▶ [EXERCISE DETAILS]
Your task is to output the listing word for word, with pictures excluded.

▶ [RECORDS PROVIDED]
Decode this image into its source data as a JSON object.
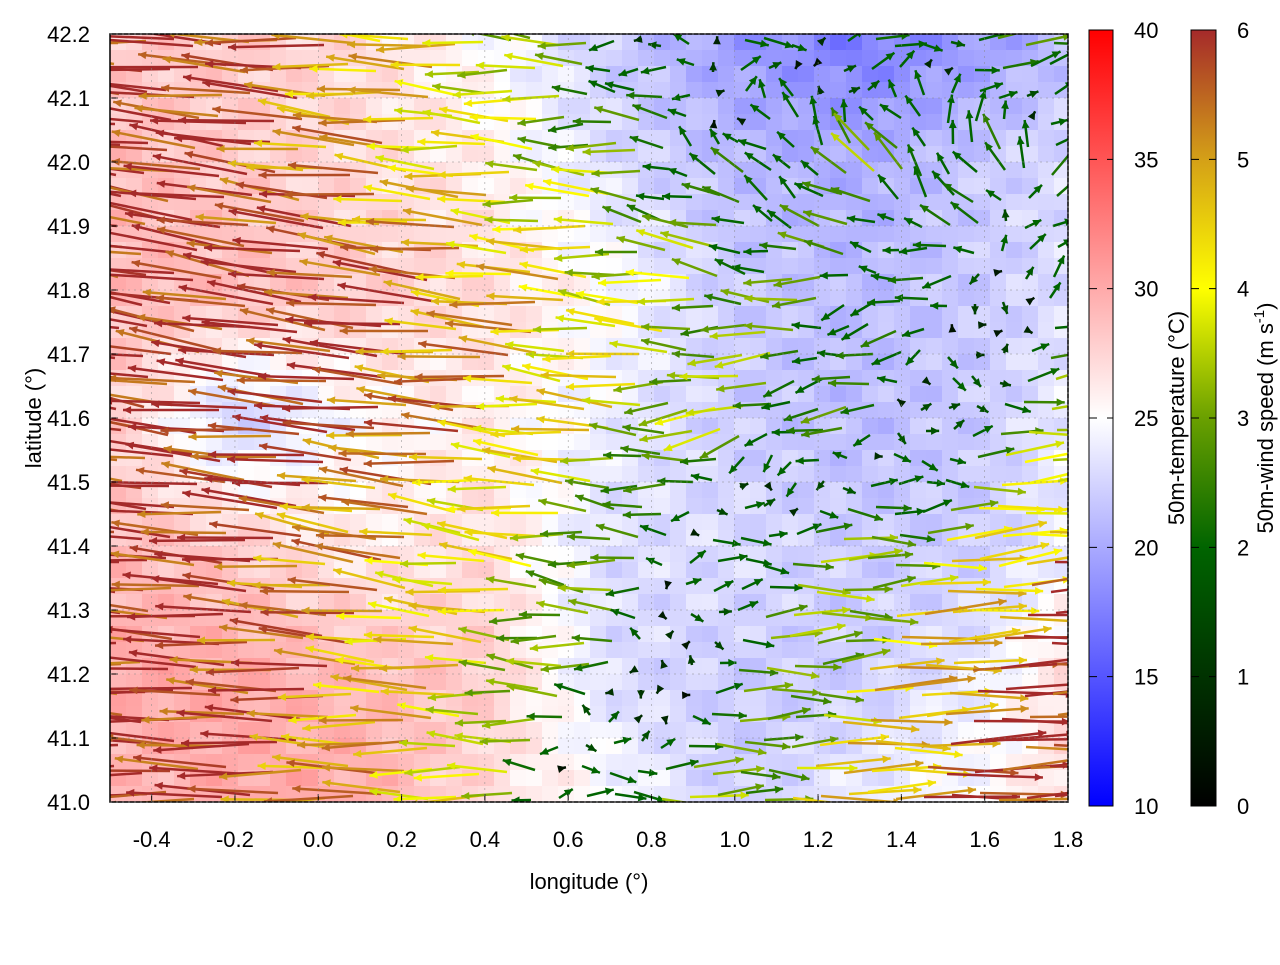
{
  "chart_data": {
    "type": "heatmap",
    "subtype": "vector_field_over_temperature",
    "xlabel": "longitude (°)",
    "ylabel": "latitude (°)",
    "xlim": [
      -0.5,
      1.8
    ],
    "ylim": [
      41.0,
      42.2
    ],
    "xticks": [
      "-0.4",
      "-0.2",
      "0.0",
      "0.2",
      "0.4",
      "0.6",
      "0.8",
      "1.0",
      "1.2",
      "1.4",
      "1.6",
      "1.8"
    ],
    "xtick_values": [
      -0.4,
      -0.2,
      0.0,
      0.2,
      0.4,
      0.6,
      0.8,
      1.0,
      1.2,
      1.4,
      1.6,
      1.8
    ],
    "yticks": [
      "41.0",
      "41.1",
      "41.2",
      "41.3",
      "41.4",
      "41.5",
      "41.6",
      "41.7",
      "41.8",
      "41.9",
      "42.0",
      "42.1",
      "42.2"
    ],
    "ytick_values": [
      41.0,
      41.1,
      41.2,
      41.3,
      41.4,
      41.5,
      41.6,
      41.7,
      41.8,
      41.9,
      42.0,
      42.1,
      42.2
    ],
    "grid_lon": [
      -0.5,
      -0.2,
      0.1,
      0.4,
      0.7,
      1.0,
      1.3,
      1.6,
      1.8
    ],
    "grid_lat": [
      42.2,
      42.0,
      41.8,
      41.6,
      41.4,
      41.2,
      41.0
    ],
    "temperature": [
      [
        28,
        28,
        27,
        25,
        22,
        19,
        17,
        19,
        21
      ],
      [
        29,
        28,
        27,
        26,
        23,
        21,
        20,
        22,
        23
      ],
      [
        29,
        29,
        28,
        27,
        25,
        22,
        21,
        22,
        23
      ],
      [
        28,
        22,
        25,
        26,
        24,
        22,
        21,
        22,
        24
      ],
      [
        29,
        28,
        26,
        27,
        23,
        23,
        22,
        22,
        24
      ],
      [
        30,
        30,
        29,
        28,
        23,
        22,
        22,
        24,
        27
      ],
      [
        29,
        30,
        30,
        27,
        25,
        22,
        24,
        25,
        27
      ]
    ],
    "wind_u": [
      [
        -6,
        -6,
        -5,
        -4,
        -2,
        1,
        1.5,
        2,
        3
      ],
      [
        -6,
        -6,
        -5,
        -4,
        -3,
        -1,
        -2,
        -1,
        1
      ],
      [
        -6,
        -6,
        -6,
        -5,
        -4,
        -3,
        -2,
        -1,
        2
      ],
      [
        -6,
        -6,
        -6,
        -5,
        -4,
        -3,
        -2,
        2,
        3
      ],
      [
        -6,
        -6,
        -5,
        -4,
        -3,
        2,
        3,
        4,
        6
      ],
      [
        -6,
        -6,
        -5,
        -4,
        -2,
        2,
        4,
        6,
        6
      ],
      [
        -6,
        -6,
        -5,
        -4,
        3,
        3,
        5,
        6,
        6
      ]
    ],
    "wind_v": [
      [
        0.3,
        0.3,
        0.2,
        0.2,
        0,
        0,
        0,
        0,
        0
      ],
      [
        0.8,
        0.8,
        0.5,
        0.3,
        0.2,
        1,
        2,
        2,
        1
      ],
      [
        1,
        1,
        0.8,
        0.5,
        0.3,
        0.5,
        -0.5,
        -0.5,
        1
      ],
      [
        1,
        0.5,
        0.5,
        0.3,
        0.5,
        -1,
        -0.3,
        0,
        0.5
      ],
      [
        0.5,
        0.4,
        0.8,
        0.5,
        0.2,
        0.2,
        0,
        0.5,
        0.3
      ],
      [
        0.3,
        0.3,
        0.3,
        0.3,
        0.1,
        0,
        0.2,
        0.2,
        0.2
      ],
      [
        0.1,
        0.1,
        0,
        0,
        0,
        0,
        0,
        0.2,
        0.2
      ]
    ],
    "colorbars": [
      {
        "label": "50m-temperature (°C)",
        "range": [
          10,
          40
        ],
        "ticks": [
          "10",
          "15",
          "20",
          "25",
          "30",
          "35",
          "40"
        ],
        "tick_values": [
          10,
          15,
          20,
          25,
          30,
          35,
          40
        ],
        "colors": [
          "#0000ff",
          "#ffffff",
          "#ff0000"
        ]
      },
      {
        "label_main": "50m-wind speed (m s",
        "label_sup": "-1",
        "label_end": ")",
        "range": [
          0,
          6
        ],
        "ticks": [
          "0",
          "1",
          "2",
          "3",
          "4",
          "5",
          "6"
        ],
        "tick_values": [
          0,
          1,
          2,
          3,
          4,
          5,
          6
        ],
        "colors": [
          "#000000",
          "#006400",
          "#6aa000",
          "#ffff00",
          "#d4a017",
          "#a52a2a"
        ]
      }
    ]
  }
}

▶ [WORKED ANSWER]
Decode this image into its source data as a JSON object.
{
  "chart_data": {
    "type": "heatmap",
    "subtype": "vector_field_over_temperature",
    "xlabel": "longitude (°)",
    "ylabel": "latitude (°)",
    "xlim": [
      -0.5,
      1.8
    ],
    "ylim": [
      41.0,
      42.2
    ],
    "xticks": [
      "-0.4",
      "-0.2",
      "0.0",
      "0.2",
      "0.4",
      "0.6",
      "0.8",
      "1.0",
      "1.2",
      "1.4",
      "1.6",
      "1.8"
    ],
    "xtick_values": [
      -0.4,
      -0.2,
      0.0,
      0.2,
      0.4,
      0.6,
      0.8,
      1.0,
      1.2,
      1.4,
      1.6,
      1.8
    ],
    "yticks": [
      "41.0",
      "41.1",
      "41.2",
      "41.3",
      "41.4",
      "41.5",
      "41.6",
      "41.7",
      "41.8",
      "41.9",
      "42.0",
      "42.1",
      "42.2"
    ],
    "ytick_values": [
      41.0,
      41.1,
      41.2,
      41.3,
      41.4,
      41.5,
      41.6,
      41.7,
      41.8,
      41.9,
      42.0,
      42.1,
      42.2
    ],
    "grid_lon": [
      -0.5,
      -0.2,
      0.1,
      0.4,
      0.7,
      1.0,
      1.3,
      1.6,
      1.8
    ],
    "grid_lat": [
      42.2,
      42.0,
      41.8,
      41.6,
      41.4,
      41.2,
      41.0
    ],
    "temperature": [
      [
        28,
        28,
        27,
        25,
        22,
        19,
        17,
        19,
        21
      ],
      [
        29,
        28,
        27,
        26,
        23,
        21,
        20,
        22,
        23
      ],
      [
        29,
        29,
        28,
        27,
        25,
        22,
        21,
        22,
        23
      ],
      [
        28,
        22,
        25,
        26,
        24,
        22,
        21,
        22,
        24
      ],
      [
        29,
        28,
        26,
        27,
        23,
        23,
        22,
        22,
        24
      ],
      [
        30,
        30,
        29,
        28,
        23,
        22,
        22,
        24,
        27
      ],
      [
        29,
        30,
        30,
        27,
        25,
        22,
        24,
        25,
        27
      ]
    ],
    "wind_u": [
      [
        -6,
        -6,
        -5,
        -4,
        -2,
        1,
        1.5,
        2,
        3
      ],
      [
        -6,
        -6,
        -5,
        -4,
        -3,
        -1,
        -2,
        -1,
        1
      ],
      [
        -6,
        -6,
        -6,
        -5,
        -4,
        -3,
        -2,
        -1,
        2
      ],
      [
        -6,
        -6,
        -6,
        -5,
        -4,
        -3,
        -2,
        2,
        3
      ],
      [
        -6,
        -6,
        -5,
        -4,
        -3,
        2,
        3,
        4,
        6
      ],
      [
        -6,
        -6,
        -5,
        -4,
        -2,
        2,
        4,
        6,
        6
      ],
      [
        -6,
        -6,
        -5,
        -4,
        3,
        3,
        5,
        6,
        6
      ]
    ],
    "wind_v": [
      [
        0.3,
        0.3,
        0.2,
        0.2,
        0,
        0,
        0,
        0,
        0
      ],
      [
        0.8,
        0.8,
        0.5,
        0.3,
        0.2,
        1,
        2,
        2,
        1
      ],
      [
        1,
        1,
        0.8,
        0.5,
        0.3,
        0.5,
        -0.5,
        -0.5,
        1
      ],
      [
        1,
        0.5,
        0.5,
        0.3,
        0.5,
        -1,
        -0.3,
        0,
        0.5
      ],
      [
        0.5,
        0.4,
        0.8,
        0.5,
        0.2,
        0.2,
        0,
        0.5,
        0.3
      ],
      [
        0.3,
        0.3,
        0.3,
        0.3,
        0.1,
        0,
        0.2,
        0.2,
        0.2
      ],
      [
        0.1,
        0.1,
        0,
        0,
        0,
        0,
        0,
        0.2,
        0.2
      ]
    ],
    "colorbars": [
      {
        "label": "50m-temperature (°C)",
        "range": [
          10,
          40
        ],
        "ticks": [
          "10",
          "15",
          "20",
          "25",
          "30",
          "35",
          "40"
        ],
        "tick_values": [
          10,
          15,
          20,
          25,
          30,
          35,
          40
        ],
        "colors": [
          "#0000ff",
          "#ffffff",
          "#ff0000"
        ]
      },
      {
        "label_main": "50m-wind speed (m s",
        "label_sup": "-1",
        "label_end": ")",
        "range": [
          0,
          6
        ],
        "ticks": [
          "0",
          "1",
          "2",
          "3",
          "4",
          "5",
          "6"
        ],
        "tick_values": [
          0,
          1,
          2,
          3,
          4,
          5,
          6
        ],
        "colors": [
          "#000000",
          "#006400",
          "#6aa000",
          "#ffff00",
          "#d4a017",
          "#a52a2a"
        ]
      }
    ]
  }
}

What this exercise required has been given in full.